_Directions_.
Copy the records below exactly, omitting any pictures they contain.
◇ ◇ ◇ ◇ ◇
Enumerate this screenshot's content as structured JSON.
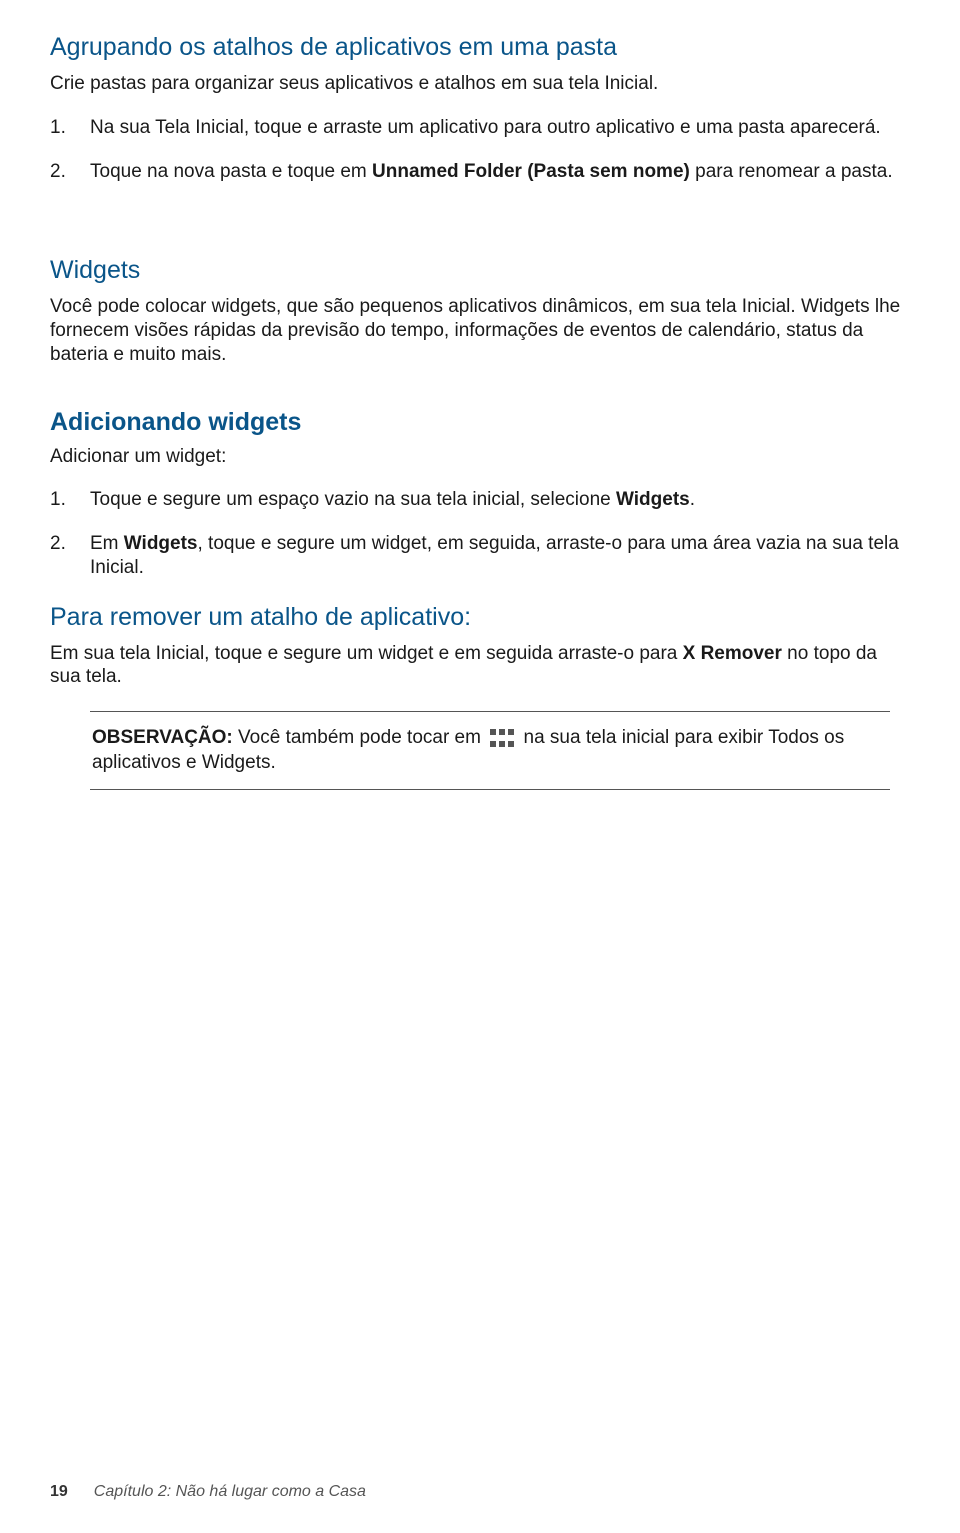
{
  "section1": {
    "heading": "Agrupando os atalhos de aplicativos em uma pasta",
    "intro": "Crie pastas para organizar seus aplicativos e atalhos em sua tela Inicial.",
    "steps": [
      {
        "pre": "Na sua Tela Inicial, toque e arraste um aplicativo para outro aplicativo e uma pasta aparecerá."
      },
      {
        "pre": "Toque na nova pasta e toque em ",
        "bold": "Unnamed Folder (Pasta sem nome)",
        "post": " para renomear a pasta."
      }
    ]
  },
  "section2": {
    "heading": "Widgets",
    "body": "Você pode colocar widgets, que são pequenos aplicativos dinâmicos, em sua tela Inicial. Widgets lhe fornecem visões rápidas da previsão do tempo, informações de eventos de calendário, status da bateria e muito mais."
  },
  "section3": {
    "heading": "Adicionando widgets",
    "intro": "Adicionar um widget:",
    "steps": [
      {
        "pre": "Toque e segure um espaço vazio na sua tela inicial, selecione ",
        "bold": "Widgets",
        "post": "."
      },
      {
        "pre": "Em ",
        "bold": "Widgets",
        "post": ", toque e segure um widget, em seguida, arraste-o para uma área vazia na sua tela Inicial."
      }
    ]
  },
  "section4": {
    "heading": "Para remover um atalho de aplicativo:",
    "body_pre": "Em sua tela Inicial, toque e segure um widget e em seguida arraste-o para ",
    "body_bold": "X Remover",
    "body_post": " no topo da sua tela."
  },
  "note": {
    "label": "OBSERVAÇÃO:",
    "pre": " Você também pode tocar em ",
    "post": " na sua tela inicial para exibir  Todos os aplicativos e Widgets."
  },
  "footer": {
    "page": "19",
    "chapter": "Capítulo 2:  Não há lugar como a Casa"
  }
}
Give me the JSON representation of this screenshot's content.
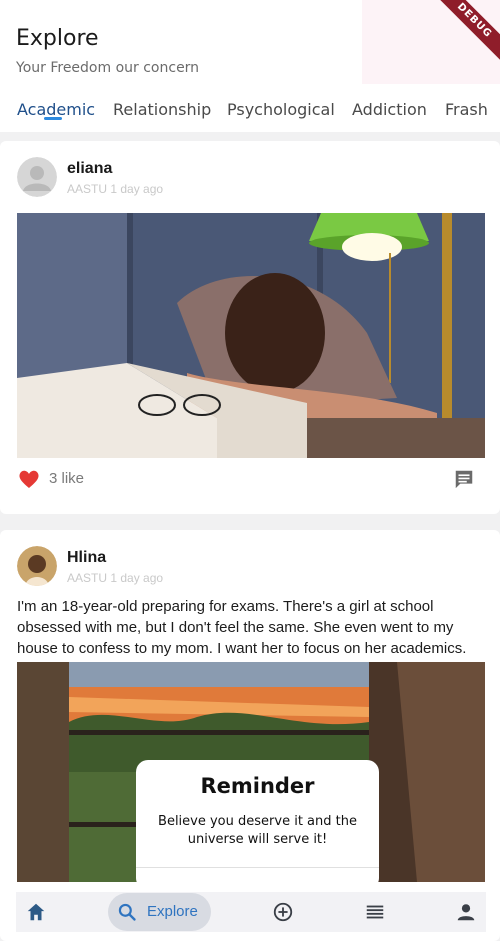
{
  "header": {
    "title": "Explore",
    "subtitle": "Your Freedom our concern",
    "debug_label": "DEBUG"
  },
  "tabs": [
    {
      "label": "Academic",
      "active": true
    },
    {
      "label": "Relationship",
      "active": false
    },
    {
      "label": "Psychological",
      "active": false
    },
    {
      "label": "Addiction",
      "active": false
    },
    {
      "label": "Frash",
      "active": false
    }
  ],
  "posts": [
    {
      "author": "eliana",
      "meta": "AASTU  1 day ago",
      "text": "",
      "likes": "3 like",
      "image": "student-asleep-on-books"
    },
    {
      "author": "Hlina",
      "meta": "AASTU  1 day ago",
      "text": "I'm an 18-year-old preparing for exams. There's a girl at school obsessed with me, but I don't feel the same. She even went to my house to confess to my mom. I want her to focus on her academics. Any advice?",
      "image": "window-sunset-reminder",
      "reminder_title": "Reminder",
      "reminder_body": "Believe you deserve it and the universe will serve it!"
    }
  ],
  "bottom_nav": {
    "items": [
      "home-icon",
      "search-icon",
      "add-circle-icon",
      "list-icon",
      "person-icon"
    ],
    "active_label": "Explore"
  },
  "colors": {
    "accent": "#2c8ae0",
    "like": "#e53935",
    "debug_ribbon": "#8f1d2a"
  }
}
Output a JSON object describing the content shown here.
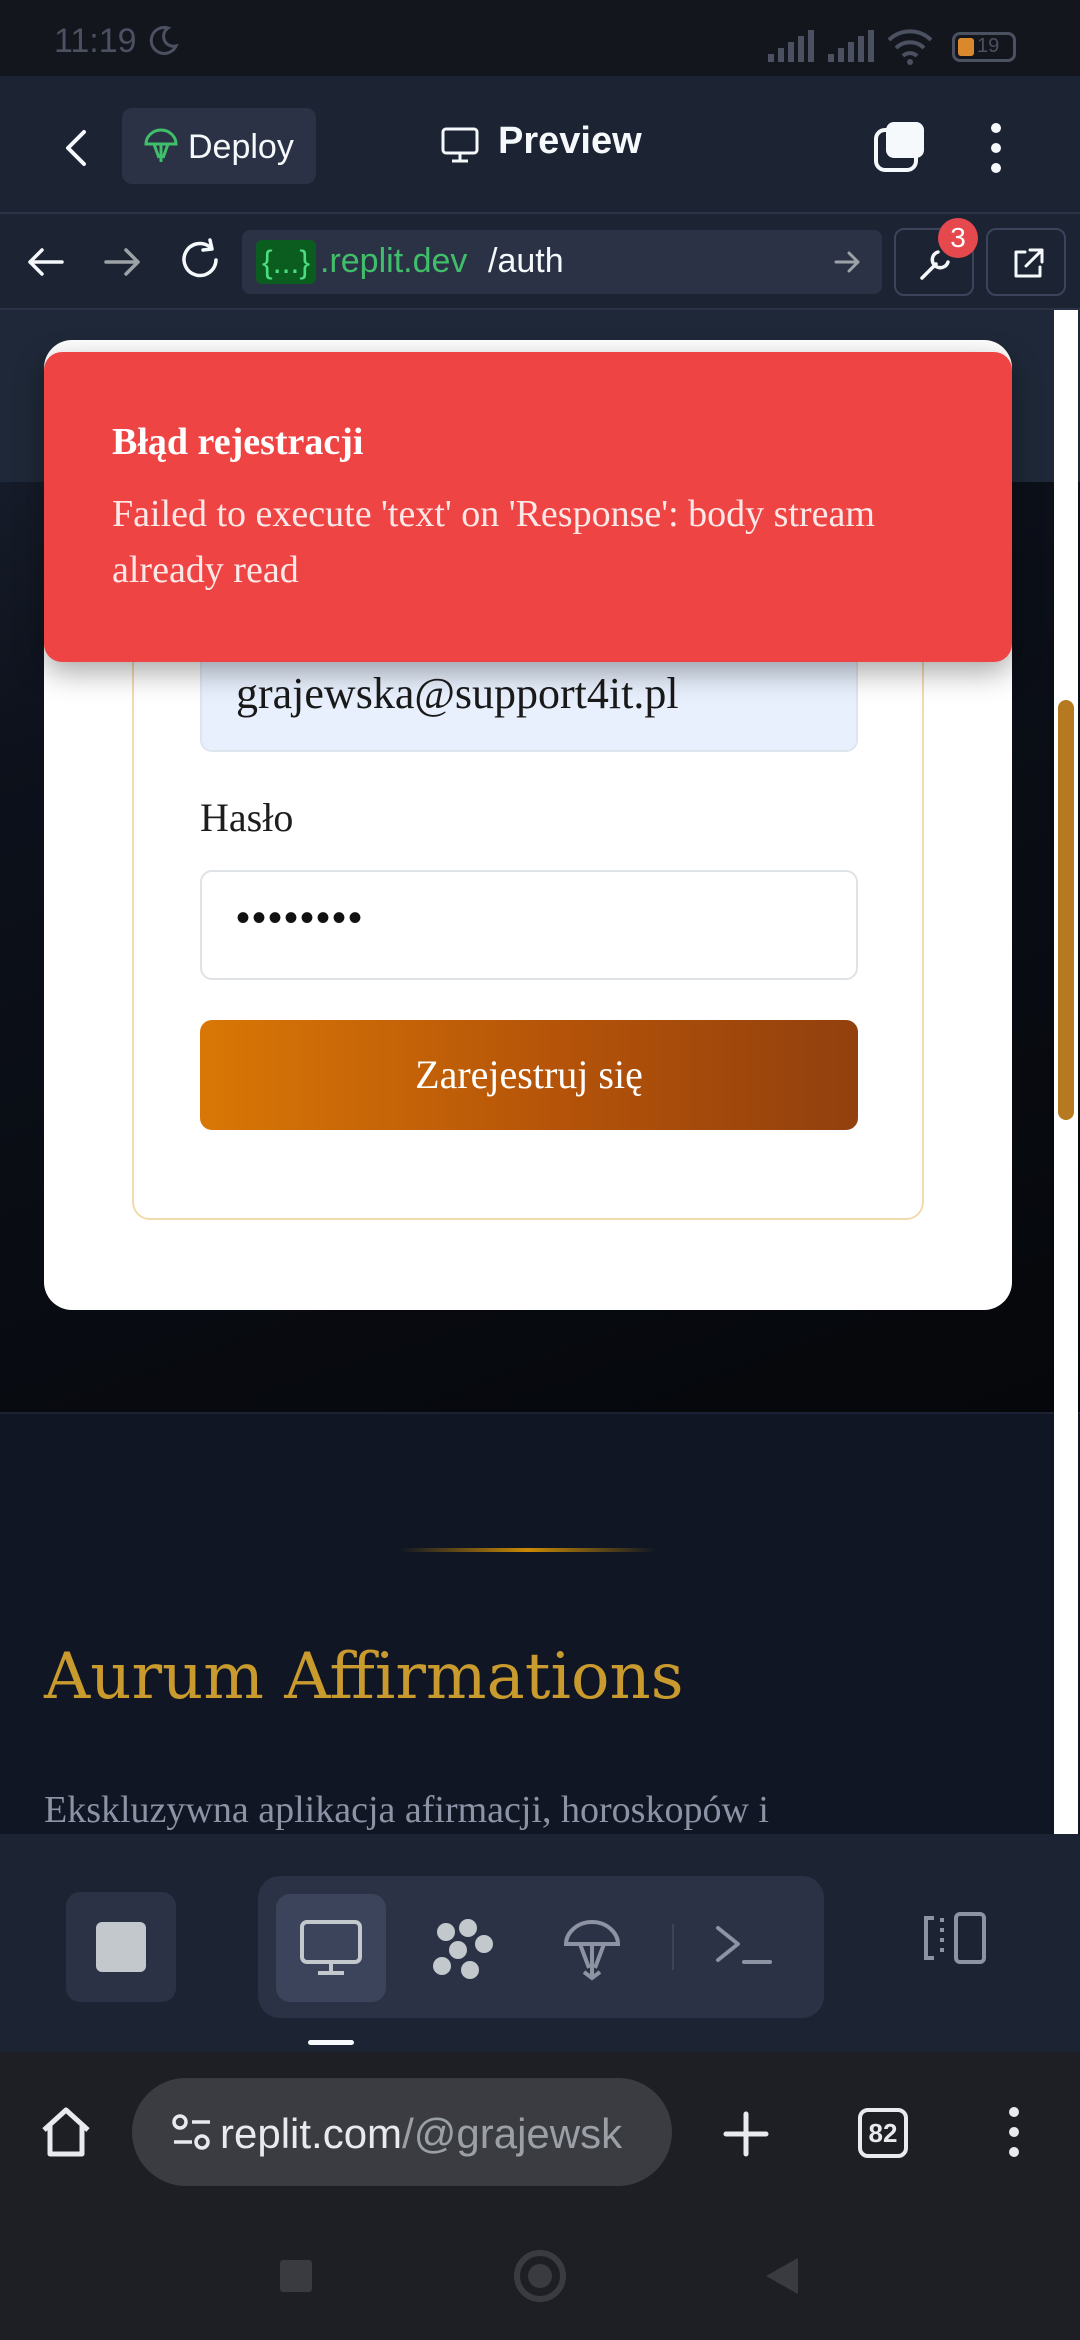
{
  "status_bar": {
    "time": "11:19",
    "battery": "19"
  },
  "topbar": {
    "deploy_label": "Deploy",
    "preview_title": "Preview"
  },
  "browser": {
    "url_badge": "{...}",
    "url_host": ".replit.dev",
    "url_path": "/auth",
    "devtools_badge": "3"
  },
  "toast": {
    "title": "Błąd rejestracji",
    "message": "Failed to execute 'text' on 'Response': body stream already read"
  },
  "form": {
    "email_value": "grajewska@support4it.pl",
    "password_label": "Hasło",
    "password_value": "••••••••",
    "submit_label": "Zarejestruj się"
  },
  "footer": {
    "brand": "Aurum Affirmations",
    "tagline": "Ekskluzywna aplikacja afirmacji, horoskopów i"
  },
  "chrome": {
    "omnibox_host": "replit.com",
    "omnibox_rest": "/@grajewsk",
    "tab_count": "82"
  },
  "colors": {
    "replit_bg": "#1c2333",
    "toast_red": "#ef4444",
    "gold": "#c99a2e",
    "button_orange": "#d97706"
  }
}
◇ ◇ ◇ ◇ ◇
_The response_.
Enumerate this screenshot's content as structured JSON.
{
  "section1": {
    "heading": "Agrupando os atalhos de aplicativos em uma pasta",
    "intro": "Crie pastas para organizar seus aplicativos e atalhos em sua tela Inicial.",
    "steps": [
      {
        "pre": "Na sua Tela Inicial, toque e arraste um aplicativo para outro aplicativo e uma pasta aparecerá."
      },
      {
        "pre": "Toque na nova pasta e toque em ",
        "bold": "Unnamed Folder (Pasta sem nome)",
        "post": " para renomear a pasta."
      }
    ]
  },
  "section2": {
    "heading": "Widgets",
    "body": "Você pode colocar widgets, que são pequenos aplicativos dinâmicos, em sua tela Inicial. Widgets lhe fornecem visões rápidas da previsão do tempo, informações de eventos de calendário, status da bateria e muito mais."
  },
  "section3": {
    "heading": "Adicionando widgets",
    "intro": "Adicionar um widget:",
    "steps": [
      {
        "pre": "Toque e segure um espaço vazio na sua tela inicial, selecione ",
        "bold": "Widgets",
        "post": "."
      },
      {
        "pre": "Em ",
        "bold": "Widgets",
        "post": ", toque e segure um widget, em seguida, arraste-o para uma área vazia na sua tela Inicial."
      }
    ]
  },
  "section4": {
    "heading": "Para remover um atalho de aplicativo:",
    "body_pre": "Em sua tela Inicial, toque e segure um widget e em seguida arraste-o para ",
    "body_bold": "X Remover",
    "body_post": " no topo da sua tela."
  },
  "note": {
    "label": "OBSERVAÇÃO:",
    "pre": " Você também pode tocar em ",
    "post": " na sua tela inicial para exibir  Todos os aplicativos e Widgets."
  },
  "footer": {
    "page": "19",
    "chapter": "Capítulo 2:  Não há lugar como a Casa"
  }
}
Give me the JSON representation of this screenshot's content.
{
  "header": {
    "title": "Explore",
    "subtitle": "Your Freedom our concern",
    "debug_label": "DEBUG"
  },
  "tabs": [
    {
      "label": "Academic",
      "active": true
    },
    {
      "label": "Relationship",
      "active": false
    },
    {
      "label": "Psychological",
      "active": false
    },
    {
      "label": "Addiction",
      "active": false
    },
    {
      "label": "Frash",
      "active": false
    }
  ],
  "posts": [
    {
      "author": "eliana",
      "meta": "AASTU  1 day ago",
      "text": "",
      "likes": "3 like",
      "image": "student-asleep-on-books"
    },
    {
      "author": "Hlina",
      "meta": "AASTU  1 day ago",
      "text": "I'm an 18-year-old preparing for exams. There's a girl at school obsessed with me, but I don't feel the same. She even went to my house to confess to my mom. I want her to focus on her academics. Any advice?",
      "image": "window-sunset-reminder",
      "reminder_title": "Reminder",
      "reminder_body": "Believe you deserve it and the universe will serve it!"
    }
  ],
  "bottom_nav": {
    "items": [
      "home-icon",
      "search-icon",
      "add-circle-icon",
      "list-icon",
      "person-icon"
    ],
    "active_label": "Explore"
  },
  "colors": {
    "accent": "#2c8ae0",
    "like": "#e53935",
    "debug_ribbon": "#8f1d2a"
  }
}
Output a JSON object describing the content shown here.
{
  "status_bar": {
    "time": "11:19",
    "battery": "19"
  },
  "topbar": {
    "deploy_label": "Deploy",
    "preview_title": "Preview"
  },
  "browser": {
    "url_badge": "{...}",
    "url_host": ".replit.dev",
    "url_path": "/auth",
    "devtools_badge": "3"
  },
  "toast": {
    "title": "Błąd rejestracji",
    "message": "Failed to execute 'text' on 'Response': body stream already read"
  },
  "form": {
    "email_value": "grajewska@support4it.pl",
    "password_label": "Hasło",
    "password_value": "••••••••",
    "submit_label": "Zarejestruj się"
  },
  "footer": {
    "brand": "Aurum Affirmations",
    "tagline": "Ekskluzywna aplikacja afirmacji, horoskopów i"
  },
  "chrome": {
    "omnibox_host": "replit.com",
    "omnibox_rest": "/@grajewsk",
    "tab_count": "82"
  },
  "colors": {
    "replit_bg": "#1c2333",
    "toast_red": "#ef4444",
    "gold": "#c99a2e",
    "button_orange": "#d97706"
  }
}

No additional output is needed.